- WHAT THE TASK ASKS:
In your copy, leave out the pictures; write out all the data exactly.

- SUPPLIED ENTRIES:
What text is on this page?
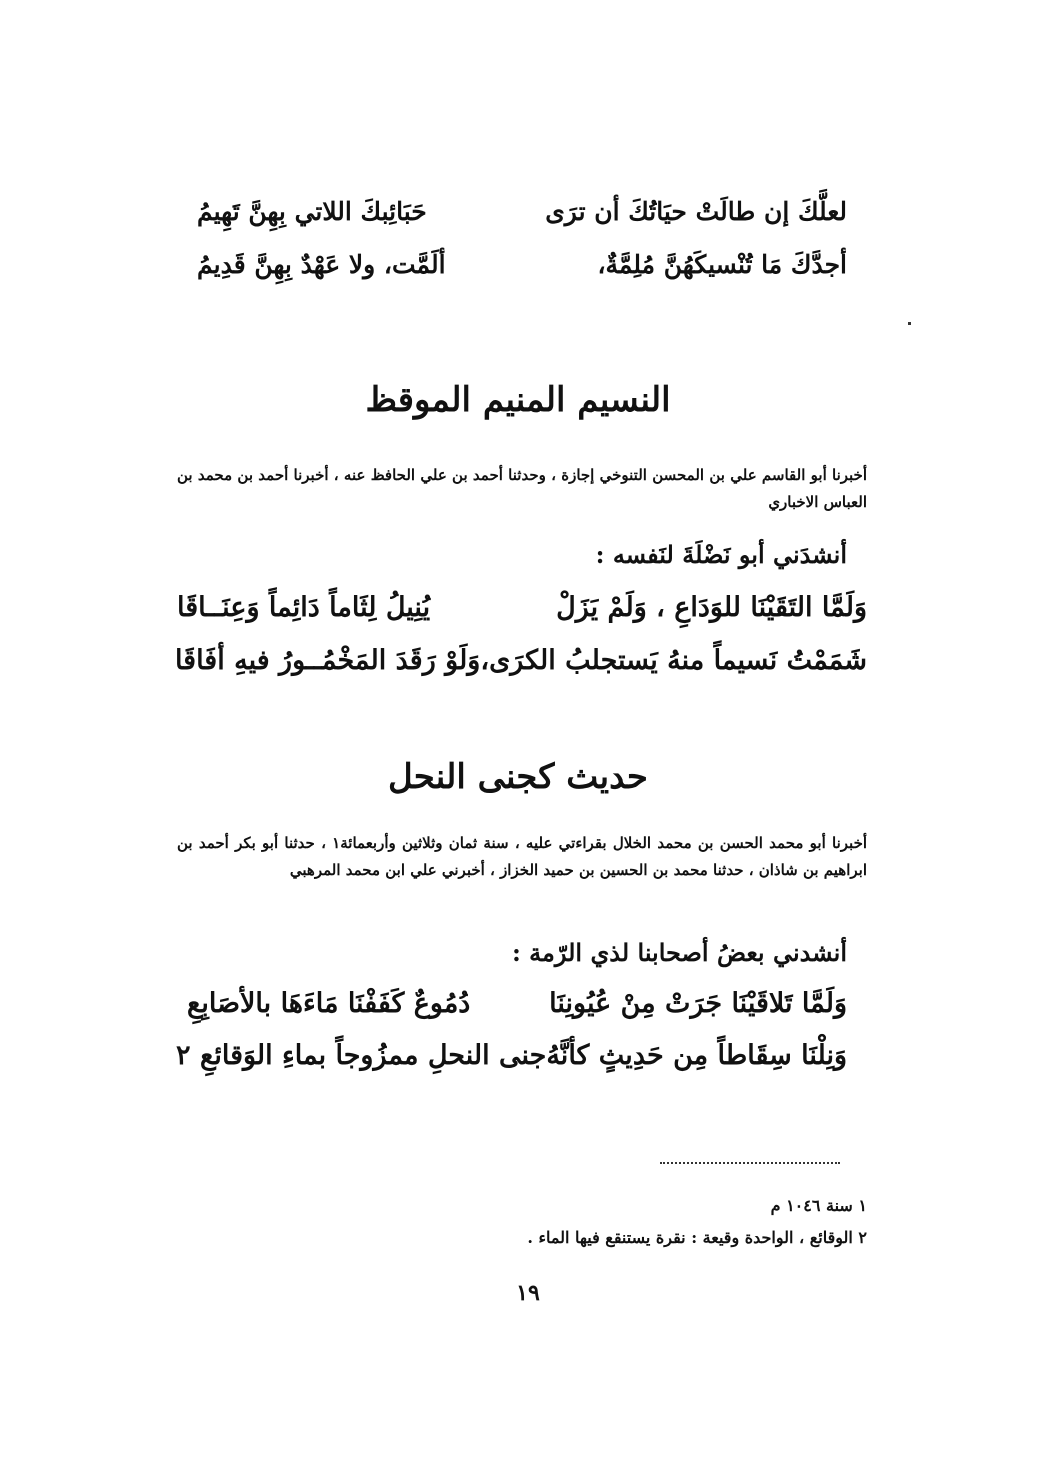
لعلَّكَ إن طالَتْ حيَاتُكَ أن ترَى
حَبَائِبكَ اللاتي بِهِنَّ تَهِيمُ
أجدَّكَ مَا تُنْسيكَهُنَّ مُلِمَّةٌ،
ألَمَّت، ولا عَهْدٌ بِهِنَّ قَدِيمُ
النسيم المنيم الموقظ
أخبرنا أبو القاسم علي بن المحسن التنوخي إجازة ، وحدثنا أحمد بن علي الحافظ عنه ، أخبرنا أحمد بن محمد بن العباس الاخباري
أنشدَني أبو نَضْلَةَ لنَفسه :
وَلَمَّا التَقَيْنَا للوَدَاعِ ، وَلَمْ يَزَلْ
يُنِيلُ لِثَاماً دَائِماً وَعِنَــاقَا
شَمَمْتُ نَسيماً منهُ يَستجلبُ الكرَى،
وَلَوْ رَقَدَ المَخْمُــورُ فيهِ أفَاقَا
حديث كجنى النحل
أخبرنا أبو محمد الحسن بن محمد الخلال بقراءتي عليه ، سنة ثمان وثلاثين وأربعمائة١ ، حدثنا أبو بكر أحمد بن ابراهيم بن شاذان ، حدثنا محمد بن الحسين بن حميد الخزاز ، أخبرني علي ابن محمد المرهبي
أنشدني بعضُ أصحابنا لذي الرّمة :
وَلَمَّا تَلاقَيْنَا جَرَتْ مِنْ عُيُونِنَا
دُمُوعٌ كَفَفْنَا مَاءَهَا بالأصَابِعِ
وَنِلْنَا سِقَاطاً مِن حَدِيثٍ كأنَّهُ
جنى النحلِ ممزُوجاً بماءِ الوَقائعِ ٢
١ سنة ١٠٤٦ م
٢ الوقائع ، الواحدة وقيعة : نقرة يستنقع فيها الماء .
١٩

- FULL SOLUTION:
What text is on this page?
لعلَّكَ إن طالَتْ حيَاتُكَ أن ترَى
حَبَائِبكَ اللاتي بِهِنَّ تَهِيمُ
أجدَّكَ مَا تُنْسيكَهُنَّ مُلِمَّةٌ،
ألَمَّت، ولا عَهْدٌ بِهِنَّ قَدِيمُ
النسيم المنيم الموقظ
أخبرنا أبو القاسم علي بن المحسن التنوخي إجازة ، وحدثنا أحمد بن علي الحافظ عنه ، أخبرنا أحمد بن محمد بن العباس الاخباري
أنشدَني أبو نَضْلَةَ لنَفسه :
وَلَمَّا التَقَيْنَا للوَدَاعِ ، وَلَمْ يَزَلْ
يُنِيلُ لِثَاماً دَائِماً وَعِنَــاقَا
شَمَمْتُ نَسيماً منهُ يَستجلبُ الكرَى،
وَلَوْ رَقَدَ المَخْمُــورُ فيهِ أفَاقَا
حديث كجنى النحل
أخبرنا أبو محمد الحسن بن محمد الخلال بقراءتي عليه ، سنة ثمان وثلاثين وأربعمائة١ ، حدثنا أبو بكر أحمد بن ابراهيم بن شاذان ، حدثنا محمد بن الحسين بن حميد الخزاز ، أخبرني علي ابن محمد المرهبي
أنشدني بعضُ أصحابنا لذي الرّمة :
وَلَمَّا تَلاقَيْنَا جَرَتْ مِنْ عُيُونِنَا
دُمُوعٌ كَفَفْنَا مَاءَهَا بالأصَابِعِ
وَنِلْنَا سِقَاطاً مِن حَدِيثٍ كأنَّهُ
جنى النحلِ ممزُوجاً بماءِ الوَقائعِ ٢
١ سنة ١٠٤٦ م
٢ الوقائع ، الواحدة وقيعة : نقرة يستنقع فيها الماء .
١٩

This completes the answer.